— Begin —

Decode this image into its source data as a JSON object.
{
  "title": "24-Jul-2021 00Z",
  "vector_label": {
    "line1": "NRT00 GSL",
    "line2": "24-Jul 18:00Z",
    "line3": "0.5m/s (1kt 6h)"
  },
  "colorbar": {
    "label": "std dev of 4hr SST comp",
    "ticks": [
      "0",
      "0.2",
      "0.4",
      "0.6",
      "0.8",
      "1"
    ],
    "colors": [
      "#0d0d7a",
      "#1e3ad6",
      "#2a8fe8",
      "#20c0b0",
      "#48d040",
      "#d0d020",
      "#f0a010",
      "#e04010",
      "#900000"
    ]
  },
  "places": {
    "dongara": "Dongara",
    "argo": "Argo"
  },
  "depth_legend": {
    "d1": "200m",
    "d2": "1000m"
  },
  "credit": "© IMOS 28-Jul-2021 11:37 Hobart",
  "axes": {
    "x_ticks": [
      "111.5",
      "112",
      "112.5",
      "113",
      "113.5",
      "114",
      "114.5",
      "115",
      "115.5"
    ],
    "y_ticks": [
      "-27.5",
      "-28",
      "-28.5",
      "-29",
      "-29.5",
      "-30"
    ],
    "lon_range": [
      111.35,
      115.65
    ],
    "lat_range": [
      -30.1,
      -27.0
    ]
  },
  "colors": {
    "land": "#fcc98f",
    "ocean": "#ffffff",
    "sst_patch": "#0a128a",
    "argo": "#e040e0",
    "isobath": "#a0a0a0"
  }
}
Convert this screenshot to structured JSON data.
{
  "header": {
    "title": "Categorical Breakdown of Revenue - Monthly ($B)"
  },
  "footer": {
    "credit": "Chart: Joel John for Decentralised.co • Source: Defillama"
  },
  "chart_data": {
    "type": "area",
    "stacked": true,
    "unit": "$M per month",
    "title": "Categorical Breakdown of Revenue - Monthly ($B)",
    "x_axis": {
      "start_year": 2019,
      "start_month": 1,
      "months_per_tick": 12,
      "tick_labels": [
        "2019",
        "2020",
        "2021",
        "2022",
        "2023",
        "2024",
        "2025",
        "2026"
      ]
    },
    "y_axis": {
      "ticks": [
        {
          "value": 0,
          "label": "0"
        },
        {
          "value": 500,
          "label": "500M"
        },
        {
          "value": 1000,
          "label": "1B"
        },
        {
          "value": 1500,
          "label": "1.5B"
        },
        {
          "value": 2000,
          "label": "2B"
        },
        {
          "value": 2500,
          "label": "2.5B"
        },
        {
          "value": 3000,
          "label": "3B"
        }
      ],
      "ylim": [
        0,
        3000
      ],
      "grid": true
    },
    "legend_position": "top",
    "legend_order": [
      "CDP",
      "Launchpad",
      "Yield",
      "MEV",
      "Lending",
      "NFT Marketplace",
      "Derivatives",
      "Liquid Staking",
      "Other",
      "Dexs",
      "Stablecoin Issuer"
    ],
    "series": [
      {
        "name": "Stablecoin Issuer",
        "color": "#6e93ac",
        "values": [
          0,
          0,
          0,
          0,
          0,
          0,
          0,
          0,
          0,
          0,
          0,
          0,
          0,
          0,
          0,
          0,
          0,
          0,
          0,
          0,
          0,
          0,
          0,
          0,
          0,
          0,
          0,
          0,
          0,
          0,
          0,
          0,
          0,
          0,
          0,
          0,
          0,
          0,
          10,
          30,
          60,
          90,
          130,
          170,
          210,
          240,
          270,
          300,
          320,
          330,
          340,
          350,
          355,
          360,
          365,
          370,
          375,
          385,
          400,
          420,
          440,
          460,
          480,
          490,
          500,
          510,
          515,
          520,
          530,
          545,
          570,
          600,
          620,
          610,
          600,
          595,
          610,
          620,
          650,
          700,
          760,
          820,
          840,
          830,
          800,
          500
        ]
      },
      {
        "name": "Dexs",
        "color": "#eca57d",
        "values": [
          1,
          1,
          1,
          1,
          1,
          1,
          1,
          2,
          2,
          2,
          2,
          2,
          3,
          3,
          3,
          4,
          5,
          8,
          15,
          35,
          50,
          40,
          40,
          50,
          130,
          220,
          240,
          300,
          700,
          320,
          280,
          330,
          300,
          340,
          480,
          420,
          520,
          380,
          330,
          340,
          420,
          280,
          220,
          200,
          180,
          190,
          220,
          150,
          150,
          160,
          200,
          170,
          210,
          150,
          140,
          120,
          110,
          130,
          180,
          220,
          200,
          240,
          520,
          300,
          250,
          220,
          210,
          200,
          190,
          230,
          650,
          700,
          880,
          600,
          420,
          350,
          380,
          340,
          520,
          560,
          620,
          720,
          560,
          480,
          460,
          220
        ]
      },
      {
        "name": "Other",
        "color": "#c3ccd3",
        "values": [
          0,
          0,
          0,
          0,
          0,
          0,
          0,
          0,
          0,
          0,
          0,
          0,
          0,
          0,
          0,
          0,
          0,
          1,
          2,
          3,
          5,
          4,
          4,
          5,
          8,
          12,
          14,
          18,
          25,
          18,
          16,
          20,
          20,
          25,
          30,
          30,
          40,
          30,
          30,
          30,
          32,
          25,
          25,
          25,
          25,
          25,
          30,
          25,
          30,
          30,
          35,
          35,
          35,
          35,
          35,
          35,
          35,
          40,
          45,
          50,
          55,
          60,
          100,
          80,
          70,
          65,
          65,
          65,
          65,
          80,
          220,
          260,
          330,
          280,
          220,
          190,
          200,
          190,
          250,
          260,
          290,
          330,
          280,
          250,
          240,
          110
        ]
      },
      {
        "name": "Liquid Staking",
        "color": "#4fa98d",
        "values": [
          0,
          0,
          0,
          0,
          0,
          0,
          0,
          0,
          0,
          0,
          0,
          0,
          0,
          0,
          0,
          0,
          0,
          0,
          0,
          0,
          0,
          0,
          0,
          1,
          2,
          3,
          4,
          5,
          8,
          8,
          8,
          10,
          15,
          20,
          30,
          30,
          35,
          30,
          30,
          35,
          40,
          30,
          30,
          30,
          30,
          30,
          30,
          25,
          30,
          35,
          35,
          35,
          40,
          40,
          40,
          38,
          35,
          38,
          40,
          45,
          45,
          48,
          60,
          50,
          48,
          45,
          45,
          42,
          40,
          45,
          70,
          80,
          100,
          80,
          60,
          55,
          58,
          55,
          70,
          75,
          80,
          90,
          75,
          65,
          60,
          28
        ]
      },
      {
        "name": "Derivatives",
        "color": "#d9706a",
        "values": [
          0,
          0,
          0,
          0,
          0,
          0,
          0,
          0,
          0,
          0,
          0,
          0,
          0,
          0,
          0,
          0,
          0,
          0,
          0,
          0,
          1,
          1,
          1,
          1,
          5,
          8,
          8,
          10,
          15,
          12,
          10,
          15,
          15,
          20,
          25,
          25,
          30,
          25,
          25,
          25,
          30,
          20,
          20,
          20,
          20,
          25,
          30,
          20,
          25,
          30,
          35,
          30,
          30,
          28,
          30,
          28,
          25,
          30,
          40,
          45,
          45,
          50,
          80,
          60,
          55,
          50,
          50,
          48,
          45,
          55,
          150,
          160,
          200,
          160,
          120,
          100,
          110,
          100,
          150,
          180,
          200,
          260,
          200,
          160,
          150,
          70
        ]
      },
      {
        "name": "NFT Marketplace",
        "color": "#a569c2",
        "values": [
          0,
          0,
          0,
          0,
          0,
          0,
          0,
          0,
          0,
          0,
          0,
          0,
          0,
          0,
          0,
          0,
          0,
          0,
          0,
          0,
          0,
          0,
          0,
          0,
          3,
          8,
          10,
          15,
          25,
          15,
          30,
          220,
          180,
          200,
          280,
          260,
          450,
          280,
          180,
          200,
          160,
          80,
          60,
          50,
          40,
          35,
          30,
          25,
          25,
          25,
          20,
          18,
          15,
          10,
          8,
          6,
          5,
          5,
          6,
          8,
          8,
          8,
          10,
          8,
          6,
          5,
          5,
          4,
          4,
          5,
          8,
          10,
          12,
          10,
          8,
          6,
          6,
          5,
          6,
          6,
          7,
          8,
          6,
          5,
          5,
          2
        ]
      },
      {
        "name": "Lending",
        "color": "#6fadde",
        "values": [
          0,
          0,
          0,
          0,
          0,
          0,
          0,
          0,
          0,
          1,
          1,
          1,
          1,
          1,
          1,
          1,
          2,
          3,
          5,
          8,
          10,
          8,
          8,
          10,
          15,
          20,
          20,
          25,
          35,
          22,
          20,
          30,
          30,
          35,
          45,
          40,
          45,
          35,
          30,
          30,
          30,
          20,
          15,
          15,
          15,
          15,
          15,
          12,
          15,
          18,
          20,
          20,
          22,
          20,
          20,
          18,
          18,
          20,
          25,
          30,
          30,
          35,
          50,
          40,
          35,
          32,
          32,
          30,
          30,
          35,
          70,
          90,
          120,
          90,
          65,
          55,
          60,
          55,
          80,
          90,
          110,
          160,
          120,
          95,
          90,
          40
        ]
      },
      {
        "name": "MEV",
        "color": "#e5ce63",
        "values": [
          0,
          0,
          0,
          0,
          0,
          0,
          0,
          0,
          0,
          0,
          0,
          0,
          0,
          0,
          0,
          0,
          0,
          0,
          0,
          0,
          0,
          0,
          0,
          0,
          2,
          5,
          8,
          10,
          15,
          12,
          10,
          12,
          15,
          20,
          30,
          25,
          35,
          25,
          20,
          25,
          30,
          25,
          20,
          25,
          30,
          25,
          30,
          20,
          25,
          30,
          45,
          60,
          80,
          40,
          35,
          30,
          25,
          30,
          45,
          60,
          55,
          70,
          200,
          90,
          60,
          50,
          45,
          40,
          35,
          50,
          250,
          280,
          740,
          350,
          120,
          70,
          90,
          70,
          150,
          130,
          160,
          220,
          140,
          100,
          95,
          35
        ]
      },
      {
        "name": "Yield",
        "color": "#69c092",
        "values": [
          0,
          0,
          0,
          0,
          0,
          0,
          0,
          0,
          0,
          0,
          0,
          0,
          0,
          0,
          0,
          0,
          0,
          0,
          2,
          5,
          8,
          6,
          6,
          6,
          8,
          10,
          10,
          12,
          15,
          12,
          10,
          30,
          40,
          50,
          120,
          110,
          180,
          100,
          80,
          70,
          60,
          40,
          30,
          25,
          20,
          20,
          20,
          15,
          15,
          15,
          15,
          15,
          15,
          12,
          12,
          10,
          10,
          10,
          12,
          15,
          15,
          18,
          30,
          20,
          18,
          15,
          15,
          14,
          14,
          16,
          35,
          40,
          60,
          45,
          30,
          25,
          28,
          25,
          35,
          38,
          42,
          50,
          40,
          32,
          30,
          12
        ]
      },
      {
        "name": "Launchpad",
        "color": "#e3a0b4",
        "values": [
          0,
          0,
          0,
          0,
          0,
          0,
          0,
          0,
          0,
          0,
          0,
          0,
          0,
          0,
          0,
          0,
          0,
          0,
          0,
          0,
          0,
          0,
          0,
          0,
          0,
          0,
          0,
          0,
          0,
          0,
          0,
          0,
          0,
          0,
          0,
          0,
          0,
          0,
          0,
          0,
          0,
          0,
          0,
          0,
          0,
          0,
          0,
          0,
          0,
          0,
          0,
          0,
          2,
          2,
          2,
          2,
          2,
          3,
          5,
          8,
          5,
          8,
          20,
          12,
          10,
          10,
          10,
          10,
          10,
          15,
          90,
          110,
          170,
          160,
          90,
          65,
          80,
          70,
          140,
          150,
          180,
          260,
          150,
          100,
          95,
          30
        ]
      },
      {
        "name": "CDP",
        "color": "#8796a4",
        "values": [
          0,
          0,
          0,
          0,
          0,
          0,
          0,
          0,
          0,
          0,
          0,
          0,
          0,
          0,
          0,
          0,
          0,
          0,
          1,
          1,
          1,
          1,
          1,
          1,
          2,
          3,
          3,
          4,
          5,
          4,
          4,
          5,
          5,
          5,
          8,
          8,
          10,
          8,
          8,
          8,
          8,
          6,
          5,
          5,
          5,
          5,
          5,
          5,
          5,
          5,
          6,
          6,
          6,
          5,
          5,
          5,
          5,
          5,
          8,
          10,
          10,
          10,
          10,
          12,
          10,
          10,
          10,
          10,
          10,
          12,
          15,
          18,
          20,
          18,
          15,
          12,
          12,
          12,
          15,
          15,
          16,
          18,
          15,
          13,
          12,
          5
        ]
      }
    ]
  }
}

— End —

WHAT IS ASKED: Search the entries for "Categorical" and copy out each line that has it.

EXPECTED OUTPUT:
    "title": "Categorical Breakdown of Revenue - Monthly ($B)"
    "title": "Categorical Breakdown of Revenue - Monthly ($B)",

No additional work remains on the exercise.